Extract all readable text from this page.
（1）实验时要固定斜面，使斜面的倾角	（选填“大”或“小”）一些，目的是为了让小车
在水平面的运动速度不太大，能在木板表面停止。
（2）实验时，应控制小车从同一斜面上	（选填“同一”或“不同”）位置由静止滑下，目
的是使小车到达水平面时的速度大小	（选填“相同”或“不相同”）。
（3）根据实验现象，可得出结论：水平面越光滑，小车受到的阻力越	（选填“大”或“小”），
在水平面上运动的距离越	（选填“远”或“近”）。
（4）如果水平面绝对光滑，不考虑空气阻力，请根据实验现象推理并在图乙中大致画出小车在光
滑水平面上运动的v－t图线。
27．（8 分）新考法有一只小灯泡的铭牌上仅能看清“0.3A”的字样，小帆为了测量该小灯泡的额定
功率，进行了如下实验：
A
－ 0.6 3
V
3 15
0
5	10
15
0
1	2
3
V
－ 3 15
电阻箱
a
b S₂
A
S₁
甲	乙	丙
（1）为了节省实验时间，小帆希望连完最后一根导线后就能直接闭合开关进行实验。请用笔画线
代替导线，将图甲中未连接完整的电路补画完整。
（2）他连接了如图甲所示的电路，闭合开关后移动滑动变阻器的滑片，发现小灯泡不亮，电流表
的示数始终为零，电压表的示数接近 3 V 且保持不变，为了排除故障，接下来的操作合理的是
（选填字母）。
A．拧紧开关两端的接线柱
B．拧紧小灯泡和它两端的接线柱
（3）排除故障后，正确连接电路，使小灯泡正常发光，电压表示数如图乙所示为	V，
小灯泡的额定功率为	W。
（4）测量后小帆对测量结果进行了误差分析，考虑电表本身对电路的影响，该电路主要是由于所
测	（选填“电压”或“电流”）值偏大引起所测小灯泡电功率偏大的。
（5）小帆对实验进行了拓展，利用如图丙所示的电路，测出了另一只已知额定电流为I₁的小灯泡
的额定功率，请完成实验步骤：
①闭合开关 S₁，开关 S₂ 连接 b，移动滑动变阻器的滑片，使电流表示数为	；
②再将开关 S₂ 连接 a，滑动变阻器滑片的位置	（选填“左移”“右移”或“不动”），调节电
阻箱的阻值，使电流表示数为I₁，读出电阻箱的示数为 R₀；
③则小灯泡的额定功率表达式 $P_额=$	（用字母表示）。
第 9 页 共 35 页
+ + + + +
What the task asks: Every entry should be output exactly as written, please.

Answer:
Extract all readable text from this page.
（1）实验时要固定斜面，使斜面的倾角	（选填“大”或“小”）一些，目的是为了让小车
在水平面的运动速度不太大，能在木板表面停止。
（2）实验时，应控制小车从同一斜面上	（选填“同一”或“不同”）位置由静止滑下，目
的是使小车到达水平面时的速度大小	（选填“相同”或“不相同”）。
（3）根据实验现象，可得出结论：水平面越光滑，小车受到的阻力越	（选填“大”或“小”），
在水平面上运动的距离越	（选填“远”或“近”）。
（4）如果水平面绝对光滑，不考虑空气阻力，请根据实验现象推理并在图乙中大致画出小车在光
滑水平面上运动的v－t图线。
27．（8 分）新考法有一只小灯泡的铭牌上仅能看清“0.3A”的字样，小帆为了测量该小灯泡的额定
功率，进行了如下实验：
A
－ 0.6 3
V
3 15
0
5	10
15
0
1	2
3
V
－ 3 15
电阻箱
a
b S₂
A
S₁
甲	乙	丙
（1）为了节省实验时间，小帆希望连完最后一根导线后就能直接闭合开关进行实验。请用笔画线
代替导线，将图甲中未连接完整的电路补画完整。
（2）他连接了如图甲所示的电路，闭合开关后移动滑动变阻器的滑片，发现小灯泡不亮，电流表
的示数始终为零，电压表的示数接近 3 V 且保持不变，为了排除故障，接下来的操作合理的是
（选填字母）。
A．拧紧开关两端的接线柱
B．拧紧小灯泡和它两端的接线柱
（3）排除故障后，正确连接电路，使小灯泡正常发光，电压表示数如图乙所示为	V，
小灯泡的额定功率为	W。
（4）测量后小帆对测量结果进行了误差分析，考虑电表本身对电路的影响，该电路主要是由于所
测	（选填“电压”或“电流”）值偏大引起所测小灯泡电功率偏大的。
（5）小帆对实验进行了拓展，利用如图丙所示的电路，测出了另一只已知额定电流为I₁的小灯泡
的额定功率，请完成实验步骤：
①闭合开关 S₁，开关 S₂ 连接 b，移动滑动变阻器的滑片，使电流表示数为	；
②再将开关 S₂ 连接 a，滑动变阻器滑片的位置	（选填“左移”“右移”或“不动”），调节电
阻箱的阻值，使电流表示数为I₁，读出电阻箱的示数为 R₀；
③则小灯泡的额定功率表达式 $P_额=$	（用字母表示）。
第 9 页 共 35 页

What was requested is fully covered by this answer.